• [Exercise description]:
Search the material for the string "WORLD", then return every line where it is found.

• [Entries provided]:
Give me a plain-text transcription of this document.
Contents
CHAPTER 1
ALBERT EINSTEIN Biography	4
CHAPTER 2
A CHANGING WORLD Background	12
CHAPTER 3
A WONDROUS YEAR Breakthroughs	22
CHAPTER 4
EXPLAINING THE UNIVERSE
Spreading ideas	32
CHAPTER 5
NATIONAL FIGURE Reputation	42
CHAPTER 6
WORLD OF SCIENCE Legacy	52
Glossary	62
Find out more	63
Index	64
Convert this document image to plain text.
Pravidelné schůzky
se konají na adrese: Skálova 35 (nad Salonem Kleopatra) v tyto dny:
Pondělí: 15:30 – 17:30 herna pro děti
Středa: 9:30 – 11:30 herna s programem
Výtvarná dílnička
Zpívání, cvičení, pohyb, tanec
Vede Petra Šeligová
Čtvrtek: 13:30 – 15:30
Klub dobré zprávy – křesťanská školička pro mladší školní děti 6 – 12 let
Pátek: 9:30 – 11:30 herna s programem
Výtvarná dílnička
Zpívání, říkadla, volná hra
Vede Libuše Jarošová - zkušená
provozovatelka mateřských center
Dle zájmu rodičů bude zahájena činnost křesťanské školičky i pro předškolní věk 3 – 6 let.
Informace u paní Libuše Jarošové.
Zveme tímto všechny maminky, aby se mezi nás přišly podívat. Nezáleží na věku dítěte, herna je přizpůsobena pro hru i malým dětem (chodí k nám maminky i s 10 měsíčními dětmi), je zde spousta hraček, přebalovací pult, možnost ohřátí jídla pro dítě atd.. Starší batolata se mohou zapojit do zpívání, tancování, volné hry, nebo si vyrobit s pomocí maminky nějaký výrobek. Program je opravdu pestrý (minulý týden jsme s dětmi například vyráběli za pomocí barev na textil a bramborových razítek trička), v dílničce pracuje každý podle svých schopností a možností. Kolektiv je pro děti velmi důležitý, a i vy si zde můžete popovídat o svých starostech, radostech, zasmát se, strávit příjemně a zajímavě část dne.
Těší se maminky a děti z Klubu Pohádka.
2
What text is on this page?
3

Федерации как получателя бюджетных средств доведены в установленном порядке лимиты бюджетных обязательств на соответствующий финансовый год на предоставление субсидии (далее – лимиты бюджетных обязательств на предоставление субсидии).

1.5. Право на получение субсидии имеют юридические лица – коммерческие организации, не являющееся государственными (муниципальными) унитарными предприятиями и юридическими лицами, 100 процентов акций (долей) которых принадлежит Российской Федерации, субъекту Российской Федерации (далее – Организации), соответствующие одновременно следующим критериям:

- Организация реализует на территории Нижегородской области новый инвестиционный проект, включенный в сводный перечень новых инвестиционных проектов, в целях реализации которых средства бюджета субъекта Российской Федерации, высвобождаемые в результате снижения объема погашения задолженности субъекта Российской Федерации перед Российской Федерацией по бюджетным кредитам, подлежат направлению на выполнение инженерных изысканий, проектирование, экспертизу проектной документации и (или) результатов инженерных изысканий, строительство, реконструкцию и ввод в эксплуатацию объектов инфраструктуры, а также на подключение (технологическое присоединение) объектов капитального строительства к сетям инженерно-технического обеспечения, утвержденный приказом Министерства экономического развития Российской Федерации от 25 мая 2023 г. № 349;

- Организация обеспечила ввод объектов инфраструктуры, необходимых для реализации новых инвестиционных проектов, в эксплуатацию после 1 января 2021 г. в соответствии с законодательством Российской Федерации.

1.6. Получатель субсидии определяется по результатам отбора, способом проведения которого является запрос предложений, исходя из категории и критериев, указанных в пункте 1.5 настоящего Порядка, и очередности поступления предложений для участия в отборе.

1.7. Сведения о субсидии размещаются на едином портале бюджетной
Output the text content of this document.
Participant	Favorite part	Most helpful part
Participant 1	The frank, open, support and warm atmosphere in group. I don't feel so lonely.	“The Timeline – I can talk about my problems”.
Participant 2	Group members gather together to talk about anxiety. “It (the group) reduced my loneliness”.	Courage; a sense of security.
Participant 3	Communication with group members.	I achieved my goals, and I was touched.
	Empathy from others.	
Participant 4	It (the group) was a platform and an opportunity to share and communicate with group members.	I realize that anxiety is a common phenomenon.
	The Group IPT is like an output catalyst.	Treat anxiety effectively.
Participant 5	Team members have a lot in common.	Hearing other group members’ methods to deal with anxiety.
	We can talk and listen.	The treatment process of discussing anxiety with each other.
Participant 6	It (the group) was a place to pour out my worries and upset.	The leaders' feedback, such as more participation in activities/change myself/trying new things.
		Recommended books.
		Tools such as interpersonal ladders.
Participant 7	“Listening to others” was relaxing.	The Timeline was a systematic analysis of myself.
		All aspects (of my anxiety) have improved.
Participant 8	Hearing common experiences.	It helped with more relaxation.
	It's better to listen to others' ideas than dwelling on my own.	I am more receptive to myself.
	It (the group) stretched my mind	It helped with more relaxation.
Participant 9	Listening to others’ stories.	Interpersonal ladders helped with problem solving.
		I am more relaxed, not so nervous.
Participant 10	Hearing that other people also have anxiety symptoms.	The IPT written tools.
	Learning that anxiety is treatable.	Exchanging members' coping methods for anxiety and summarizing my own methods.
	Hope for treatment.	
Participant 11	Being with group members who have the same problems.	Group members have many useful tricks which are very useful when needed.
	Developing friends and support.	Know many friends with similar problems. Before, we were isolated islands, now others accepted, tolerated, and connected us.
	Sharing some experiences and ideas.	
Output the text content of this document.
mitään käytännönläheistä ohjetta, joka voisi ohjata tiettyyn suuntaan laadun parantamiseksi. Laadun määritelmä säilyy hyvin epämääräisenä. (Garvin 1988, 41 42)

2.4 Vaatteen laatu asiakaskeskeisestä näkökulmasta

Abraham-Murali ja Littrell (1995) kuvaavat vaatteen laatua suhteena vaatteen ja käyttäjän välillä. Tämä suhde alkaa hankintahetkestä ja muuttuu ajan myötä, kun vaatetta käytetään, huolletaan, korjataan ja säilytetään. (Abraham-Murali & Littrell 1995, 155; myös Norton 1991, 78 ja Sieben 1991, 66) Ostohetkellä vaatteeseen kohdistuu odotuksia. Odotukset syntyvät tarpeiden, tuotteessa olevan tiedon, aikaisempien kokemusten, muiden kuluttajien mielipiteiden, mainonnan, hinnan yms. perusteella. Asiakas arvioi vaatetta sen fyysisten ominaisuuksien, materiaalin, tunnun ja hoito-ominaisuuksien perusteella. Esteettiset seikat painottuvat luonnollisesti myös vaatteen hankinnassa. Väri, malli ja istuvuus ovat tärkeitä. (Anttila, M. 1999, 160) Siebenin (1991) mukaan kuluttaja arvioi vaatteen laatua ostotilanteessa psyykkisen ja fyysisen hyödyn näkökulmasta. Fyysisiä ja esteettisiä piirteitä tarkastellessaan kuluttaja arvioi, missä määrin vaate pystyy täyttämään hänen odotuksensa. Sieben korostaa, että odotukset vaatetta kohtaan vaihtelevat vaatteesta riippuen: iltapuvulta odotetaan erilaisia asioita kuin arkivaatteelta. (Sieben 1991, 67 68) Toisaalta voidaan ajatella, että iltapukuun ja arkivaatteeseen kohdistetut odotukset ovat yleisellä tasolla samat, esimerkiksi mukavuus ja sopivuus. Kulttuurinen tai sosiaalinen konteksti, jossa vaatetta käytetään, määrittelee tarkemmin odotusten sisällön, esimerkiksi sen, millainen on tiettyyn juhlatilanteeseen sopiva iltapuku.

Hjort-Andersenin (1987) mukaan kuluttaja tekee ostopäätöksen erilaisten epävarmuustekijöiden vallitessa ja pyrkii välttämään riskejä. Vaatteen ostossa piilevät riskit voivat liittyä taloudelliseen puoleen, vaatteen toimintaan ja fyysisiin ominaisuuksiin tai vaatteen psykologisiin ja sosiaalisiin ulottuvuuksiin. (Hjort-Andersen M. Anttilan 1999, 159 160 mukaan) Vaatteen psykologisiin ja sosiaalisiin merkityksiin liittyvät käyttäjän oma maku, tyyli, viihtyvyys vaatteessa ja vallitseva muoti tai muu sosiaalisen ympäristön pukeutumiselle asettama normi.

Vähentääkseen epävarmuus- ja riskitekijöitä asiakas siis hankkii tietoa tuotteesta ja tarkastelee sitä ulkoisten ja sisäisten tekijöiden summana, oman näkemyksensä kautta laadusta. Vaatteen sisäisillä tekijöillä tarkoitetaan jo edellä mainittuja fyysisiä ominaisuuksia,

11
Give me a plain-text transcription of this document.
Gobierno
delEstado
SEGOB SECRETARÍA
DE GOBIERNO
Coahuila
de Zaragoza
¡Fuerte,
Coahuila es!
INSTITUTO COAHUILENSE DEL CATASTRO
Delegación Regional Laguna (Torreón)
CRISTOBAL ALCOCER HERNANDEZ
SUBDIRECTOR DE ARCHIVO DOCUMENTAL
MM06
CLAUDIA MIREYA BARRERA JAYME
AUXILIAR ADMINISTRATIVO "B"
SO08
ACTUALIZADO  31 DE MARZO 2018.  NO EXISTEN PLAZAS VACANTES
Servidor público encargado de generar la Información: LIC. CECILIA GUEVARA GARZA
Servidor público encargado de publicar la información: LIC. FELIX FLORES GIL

• [Result of this task]:
A CHANGING WORLD Background	12
WORLD OF SCIENCE Legacy	52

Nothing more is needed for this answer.